Set exercise: Could you print all the entries exactly?

Records shown:
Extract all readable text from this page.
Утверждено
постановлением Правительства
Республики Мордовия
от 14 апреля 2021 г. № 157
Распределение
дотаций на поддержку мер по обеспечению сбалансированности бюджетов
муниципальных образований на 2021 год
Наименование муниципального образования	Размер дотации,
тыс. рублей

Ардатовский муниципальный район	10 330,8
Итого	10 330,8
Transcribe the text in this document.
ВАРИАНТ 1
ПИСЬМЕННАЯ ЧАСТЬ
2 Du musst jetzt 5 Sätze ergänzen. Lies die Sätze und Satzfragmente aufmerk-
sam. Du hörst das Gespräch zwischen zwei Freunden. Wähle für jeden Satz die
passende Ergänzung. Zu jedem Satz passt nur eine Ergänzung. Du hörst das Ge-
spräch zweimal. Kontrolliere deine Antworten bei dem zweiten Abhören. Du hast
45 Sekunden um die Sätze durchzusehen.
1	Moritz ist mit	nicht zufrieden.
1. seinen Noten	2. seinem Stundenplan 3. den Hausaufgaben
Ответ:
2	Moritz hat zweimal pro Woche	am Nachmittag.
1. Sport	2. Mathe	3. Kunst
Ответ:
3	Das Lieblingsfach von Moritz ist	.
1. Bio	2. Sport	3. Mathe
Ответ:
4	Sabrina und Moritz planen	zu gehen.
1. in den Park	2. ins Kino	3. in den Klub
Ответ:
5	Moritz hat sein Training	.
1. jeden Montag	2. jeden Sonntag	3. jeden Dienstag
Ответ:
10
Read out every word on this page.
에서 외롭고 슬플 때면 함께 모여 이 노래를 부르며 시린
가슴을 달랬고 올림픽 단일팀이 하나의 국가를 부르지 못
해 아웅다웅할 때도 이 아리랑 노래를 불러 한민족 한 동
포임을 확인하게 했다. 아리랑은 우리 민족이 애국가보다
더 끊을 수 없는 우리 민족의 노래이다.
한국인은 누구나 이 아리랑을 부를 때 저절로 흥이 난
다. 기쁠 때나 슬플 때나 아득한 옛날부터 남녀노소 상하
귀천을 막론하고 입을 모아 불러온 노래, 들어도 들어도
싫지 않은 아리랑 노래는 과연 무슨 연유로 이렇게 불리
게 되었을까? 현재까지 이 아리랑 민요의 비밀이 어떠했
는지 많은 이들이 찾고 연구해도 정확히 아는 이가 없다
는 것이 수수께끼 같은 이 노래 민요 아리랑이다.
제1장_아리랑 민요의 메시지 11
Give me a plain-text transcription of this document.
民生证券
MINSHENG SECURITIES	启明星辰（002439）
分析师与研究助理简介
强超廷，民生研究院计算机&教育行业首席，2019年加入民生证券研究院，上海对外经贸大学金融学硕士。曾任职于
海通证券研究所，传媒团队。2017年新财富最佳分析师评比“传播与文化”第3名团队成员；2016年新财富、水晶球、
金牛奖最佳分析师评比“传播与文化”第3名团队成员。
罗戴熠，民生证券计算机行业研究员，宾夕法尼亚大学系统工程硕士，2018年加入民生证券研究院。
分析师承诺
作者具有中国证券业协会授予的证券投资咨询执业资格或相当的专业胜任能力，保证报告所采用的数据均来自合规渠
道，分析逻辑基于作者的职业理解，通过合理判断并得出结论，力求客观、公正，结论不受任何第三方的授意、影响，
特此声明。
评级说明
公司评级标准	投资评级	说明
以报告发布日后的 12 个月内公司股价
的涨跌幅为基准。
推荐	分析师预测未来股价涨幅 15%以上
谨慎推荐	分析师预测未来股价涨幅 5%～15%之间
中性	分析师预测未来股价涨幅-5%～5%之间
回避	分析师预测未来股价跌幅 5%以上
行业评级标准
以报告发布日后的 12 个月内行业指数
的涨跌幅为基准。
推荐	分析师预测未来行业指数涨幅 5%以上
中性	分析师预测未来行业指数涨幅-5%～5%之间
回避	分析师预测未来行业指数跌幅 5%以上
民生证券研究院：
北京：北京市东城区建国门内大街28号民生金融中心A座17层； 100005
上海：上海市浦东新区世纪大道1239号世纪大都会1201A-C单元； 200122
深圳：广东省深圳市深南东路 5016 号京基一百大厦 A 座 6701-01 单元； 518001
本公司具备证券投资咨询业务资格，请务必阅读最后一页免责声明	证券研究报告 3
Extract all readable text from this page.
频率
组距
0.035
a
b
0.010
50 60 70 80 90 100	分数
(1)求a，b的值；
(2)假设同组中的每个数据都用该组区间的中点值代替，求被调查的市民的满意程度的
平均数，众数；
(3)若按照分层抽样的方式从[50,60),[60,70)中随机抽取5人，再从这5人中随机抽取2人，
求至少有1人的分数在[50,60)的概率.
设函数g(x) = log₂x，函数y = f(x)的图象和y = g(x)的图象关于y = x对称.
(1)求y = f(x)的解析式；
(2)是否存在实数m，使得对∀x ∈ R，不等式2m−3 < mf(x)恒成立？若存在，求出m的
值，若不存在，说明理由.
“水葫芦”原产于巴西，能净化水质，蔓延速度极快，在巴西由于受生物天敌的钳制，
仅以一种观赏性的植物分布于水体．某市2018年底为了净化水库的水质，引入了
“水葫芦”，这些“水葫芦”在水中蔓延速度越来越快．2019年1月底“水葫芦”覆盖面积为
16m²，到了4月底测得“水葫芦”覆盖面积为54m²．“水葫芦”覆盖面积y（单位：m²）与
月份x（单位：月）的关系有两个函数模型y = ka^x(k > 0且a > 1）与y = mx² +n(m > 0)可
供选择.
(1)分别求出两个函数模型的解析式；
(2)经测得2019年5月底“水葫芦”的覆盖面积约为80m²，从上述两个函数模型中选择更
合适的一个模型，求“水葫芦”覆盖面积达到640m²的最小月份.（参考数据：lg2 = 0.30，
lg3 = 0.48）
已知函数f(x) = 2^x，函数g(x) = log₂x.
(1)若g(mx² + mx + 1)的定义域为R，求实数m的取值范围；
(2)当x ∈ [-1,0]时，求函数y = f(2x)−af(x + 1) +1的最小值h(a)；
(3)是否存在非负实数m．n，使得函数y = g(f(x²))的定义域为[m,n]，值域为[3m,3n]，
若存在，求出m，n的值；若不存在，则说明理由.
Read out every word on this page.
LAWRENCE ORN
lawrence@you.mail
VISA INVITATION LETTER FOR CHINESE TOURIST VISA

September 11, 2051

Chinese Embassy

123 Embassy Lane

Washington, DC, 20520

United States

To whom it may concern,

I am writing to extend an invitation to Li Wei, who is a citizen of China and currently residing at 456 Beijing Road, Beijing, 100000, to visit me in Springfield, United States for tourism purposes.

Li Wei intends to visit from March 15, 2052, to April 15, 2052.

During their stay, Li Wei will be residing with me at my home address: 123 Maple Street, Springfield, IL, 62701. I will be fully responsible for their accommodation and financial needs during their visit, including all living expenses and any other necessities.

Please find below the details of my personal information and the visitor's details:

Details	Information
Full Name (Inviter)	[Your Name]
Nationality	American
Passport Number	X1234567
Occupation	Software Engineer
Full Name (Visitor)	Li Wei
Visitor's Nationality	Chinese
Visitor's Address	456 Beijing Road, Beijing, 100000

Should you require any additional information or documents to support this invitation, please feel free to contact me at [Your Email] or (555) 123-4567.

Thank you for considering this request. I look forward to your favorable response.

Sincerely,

Solution for this problem:
Extract all readable text from this page.
Утверждено
постановлением Правительства
Республики Мордовия
от 14 апреля 2021 г. № 157
Распределение
дотаций на поддержку мер по обеспечению сбалансированности бюджетов
муниципальных образований на 2021 год
Наименование муниципального образования	Размер дотации,
тыс. рублей

Ардатовский муниципальный район	10 330,8
Итого	10 330,8
Transcribe the text in this document.
ВАРИАНТ 1
ПИСЬМЕННАЯ ЧАСТЬ
2 Du musst jetzt 5 Sätze ergänzen. Lies die Sätze und Satzfragmente aufmerk-
sam. Du hörst das Gespräch zwischen zwei Freunden. Wähle für jeden Satz die
passende Ergänzung. Zu jedem Satz passt nur eine Ergänzung. Du hörst das Ge-
spräch zweimal. Kontrolliere deine Antworten bei dem zweiten Abhören. Du hast
45 Sekunden um die Sätze durchzusehen.
1	Moritz ist mit	nicht zufrieden.
1. seinen Noten	2. seinem Stundenplan 3. den Hausaufgaben
Ответ:
2	Moritz hat zweimal pro Woche	am Nachmittag.
1. Sport	2. Mathe	3. Kunst
Ответ:
3	Das Lieblingsfach von Moritz ist	.
1. Bio	2. Sport	3. Mathe
Ответ:
4	Sabrina und Moritz planen	zu gehen.
1. in den Park	2. ins Kino	3. in den Klub
Ответ:
5	Moritz hat sein Training	.
1. jeden Montag	2. jeden Sonntag	3. jeden Dienstag
Ответ:
10
Read out every word on this page.
에서 외롭고 슬플 때면 함께 모여 이 노래를 부르며 시린
가슴을 달랬고 올림픽 단일팀이 하나의 국가를 부르지 못
해 아웅다웅할 때도 이 아리랑 노래를 불러 한민족 한 동
포임을 확인하게 했다. 아리랑은 우리 민족이 애국가보다
더 끊을 수 없는 우리 민족의 노래이다.
한국인은 누구나 이 아리랑을 부를 때 저절로 흥이 난
다. 기쁠 때나 슬플 때나 아득한 옛날부터 남녀노소 상하
귀천을 막론하고 입을 모아 불러온 노래, 들어도 들어도
싫지 않은 아리랑 노래는 과연 무슨 연유로 이렇게 불리
게 되었을까? 현재까지 이 아리랑 민요의 비밀이 어떠했
는지 많은 이들이 찾고 연구해도 정확히 아는 이가 없다
는 것이 수수께끼 같은 이 노래 민요 아리랑이다.
제1장_아리랑 민요의 메시지 11
Give me a plain-text transcription of this document.
民生证券
MINSHENG SECURITIES	启明星辰（002439）
分析师与研究助理简介
强超廷，民生研究院计算机&教育行业首席，2019年加入民生证券研究院，上海对外经贸大学金融学硕士。曾任职于
海通证券研究所，传媒团队。2017年新财富最佳分析师评比“传播与文化”第3名团队成员；2016年新财富、水晶球、
金牛奖最佳分析师评比“传播与文化”第3名团队成员。
罗戴熠，民生证券计算机行业研究员，宾夕法尼亚大学系统工程硕士，2018年加入民生证券研究院。
分析师承诺
作者具有中国证券业协会授予的证券投资咨询执业资格或相当的专业胜任能力，保证报告所采用的数据均来自合规渠
道，分析逻辑基于作者的职业理解，通过合理判断并得出结论，力求客观、公正，结论不受任何第三方的授意、影响，
特此声明。
评级说明
公司评级标准	投资评级	说明
以报告发布日后的 12 个月内公司股价
的涨跌幅为基准。
推荐	分析师预测未来股价涨幅 15%以上
谨慎推荐	分析师预测未来股价涨幅 5%～15%之间
中性	分析师预测未来股价涨幅-5%～5%之间
回避	分析师预测未来股价跌幅 5%以上
行业评级标准
以报告发布日后的 12 个月内行业指数
的涨跌幅为基准。
推荐	分析师预测未来行业指数涨幅 5%以上
中性	分析师预测未来行业指数涨幅-5%～5%之间
回避	分析师预测未来行业指数跌幅 5%以上
民生证券研究院：
北京：北京市东城区建国门内大街28号民生金融中心A座17层； 100005
上海：上海市浦东新区世纪大道1239号世纪大都会1201A-C单元； 200122
深圳：广东省深圳市深南东路 5016 号京基一百大厦 A 座 6701-01 单元； 518001
本公司具备证券投资咨询业务资格，请务必阅读最后一页免责声明	证券研究报告 3
Extract all readable text from this page.
频率
组距
0.035
a
b
0.010
50 60 70 80 90 100	分数
(1)求a，b的值；
(2)假设同组中的每个数据都用该组区间的中点值代替，求被调查的市民的满意程度的
平均数，众数；
(3)若按照分层抽样的方式从[50,60),[60,70)中随机抽取5人，再从这5人中随机抽取2人，
求至少有1人的分数在[50,60)的概率.
设函数g(x) = log₂x，函数y = f(x)的图象和y = g(x)的图象关于y = x对称.
(1)求y = f(x)的解析式；
(2)是否存在实数m，使得对∀x ∈ R，不等式2m−3 < mf(x)恒成立？若存在，求出m的
值，若不存在，说明理由.
“水葫芦”原产于巴西，能净化水质，蔓延速度极快，在巴西由于受生物天敌的钳制，
仅以一种观赏性的植物分布于水体．某市2018年底为了净化水库的水质，引入了
“水葫芦”，这些“水葫芦”在水中蔓延速度越来越快．2019年1月底“水葫芦”覆盖面积为
16m²，到了4月底测得“水葫芦”覆盖面积为54m²．“水葫芦”覆盖面积y（单位：m²）与
月份x（单位：月）的关系有两个函数模型y = ka^x(k > 0且a > 1）与y = mx² +n(m > 0)可
供选择.
(1)分别求出两个函数模型的解析式；
(2)经测得2019年5月底“水葫芦”的覆盖面积约为80m²，从上述两个函数模型中选择更
合适的一个模型，求“水葫芦”覆盖面积达到640m²的最小月份.（参考数据：lg2 = 0.30，
lg3 = 0.48）
已知函数f(x) = 2^x，函数g(x) = log₂x.
(1)若g(mx² + mx + 1)的定义域为R，求实数m的取值范围；
(2)当x ∈ [-1,0]时，求函数y = f(2x)−af(x + 1) +1的最小值h(a)；
(3)是否存在非负实数m．n，使得函数y = g(f(x²))的定义域为[m,n]，值域为[3m,3n]，
若存在，求出m，n的值；若不存在，则说明理由.
Read out every word on this page.
LAWRENCE ORN
lawrence@you.mail
VISA INVITATION LETTER FOR CHINESE TOURIST VISA

September 11, 2051

Chinese Embassy

123 Embassy Lane

Washington, DC, 20520

United States

To whom it may concern,

I am writing to extend an invitation to Li Wei, who is a citizen of China and currently residing at 456 Beijing Road, Beijing, 100000, to visit me in Springfield, United States for tourism purposes.

Li Wei intends to visit from March 15, 2052, to April 15, 2052.

During their stay, Li Wei will be residing with me at my home address: 123 Maple Street, Springfield, IL, 62701. I will be fully responsible for their accommodation and financial needs during their visit, including all living expenses and any other necessities.

Please find below the details of my personal information and the visitor's details:

Details	Information
Full Name (Inviter)	[Your Name]
Nationality	American
Passport Number	X1234567
Occupation	Software Engineer
Full Name (Visitor)	Li Wei
Visitor's Nationality	Chinese
Visitor's Address	456 Beijing Road, Beijing, 100000

Should you require any additional information or documents to support this invitation, please feel free to contact me at [Your Email] or (555) 123-4567.

Thank you for considering this request. I look forward to your favorable response.

Sincerely,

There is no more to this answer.